## Exercise
In the material below, count the lines with the word "phải" and state that number only.

## Dataset

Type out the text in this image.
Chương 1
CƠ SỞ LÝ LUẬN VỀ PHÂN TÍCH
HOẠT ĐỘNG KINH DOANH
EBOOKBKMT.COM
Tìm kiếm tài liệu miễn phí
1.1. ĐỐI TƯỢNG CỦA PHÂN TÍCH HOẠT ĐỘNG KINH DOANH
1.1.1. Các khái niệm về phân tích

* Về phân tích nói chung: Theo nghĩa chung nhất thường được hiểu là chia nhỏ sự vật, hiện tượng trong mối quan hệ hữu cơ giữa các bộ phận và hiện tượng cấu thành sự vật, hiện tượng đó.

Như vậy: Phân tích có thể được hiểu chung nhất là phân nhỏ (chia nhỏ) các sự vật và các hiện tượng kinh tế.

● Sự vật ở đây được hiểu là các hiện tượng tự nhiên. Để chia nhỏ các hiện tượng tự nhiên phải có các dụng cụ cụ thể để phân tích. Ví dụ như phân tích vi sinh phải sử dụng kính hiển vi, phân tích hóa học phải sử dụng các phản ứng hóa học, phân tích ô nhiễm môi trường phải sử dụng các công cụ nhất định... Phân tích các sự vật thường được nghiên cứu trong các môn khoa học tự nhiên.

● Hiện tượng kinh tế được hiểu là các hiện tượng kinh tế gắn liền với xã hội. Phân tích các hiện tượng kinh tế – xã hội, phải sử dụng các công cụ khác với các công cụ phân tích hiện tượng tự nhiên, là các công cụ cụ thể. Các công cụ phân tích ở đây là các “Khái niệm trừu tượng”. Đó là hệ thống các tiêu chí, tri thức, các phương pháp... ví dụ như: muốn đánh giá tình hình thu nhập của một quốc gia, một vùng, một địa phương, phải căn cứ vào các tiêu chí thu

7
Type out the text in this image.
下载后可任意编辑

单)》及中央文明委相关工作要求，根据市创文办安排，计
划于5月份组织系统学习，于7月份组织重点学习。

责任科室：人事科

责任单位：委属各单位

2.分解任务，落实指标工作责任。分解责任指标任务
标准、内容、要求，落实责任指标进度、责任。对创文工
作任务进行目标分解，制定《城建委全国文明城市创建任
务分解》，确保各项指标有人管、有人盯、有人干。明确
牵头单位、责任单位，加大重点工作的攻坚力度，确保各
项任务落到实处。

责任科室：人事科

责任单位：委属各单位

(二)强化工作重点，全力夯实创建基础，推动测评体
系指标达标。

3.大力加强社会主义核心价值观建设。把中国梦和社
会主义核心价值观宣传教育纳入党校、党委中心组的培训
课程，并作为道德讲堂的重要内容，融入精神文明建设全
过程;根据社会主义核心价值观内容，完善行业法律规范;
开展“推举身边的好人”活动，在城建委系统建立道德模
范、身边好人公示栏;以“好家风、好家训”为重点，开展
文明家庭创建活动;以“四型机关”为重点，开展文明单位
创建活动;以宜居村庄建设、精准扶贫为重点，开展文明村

## Task solution
2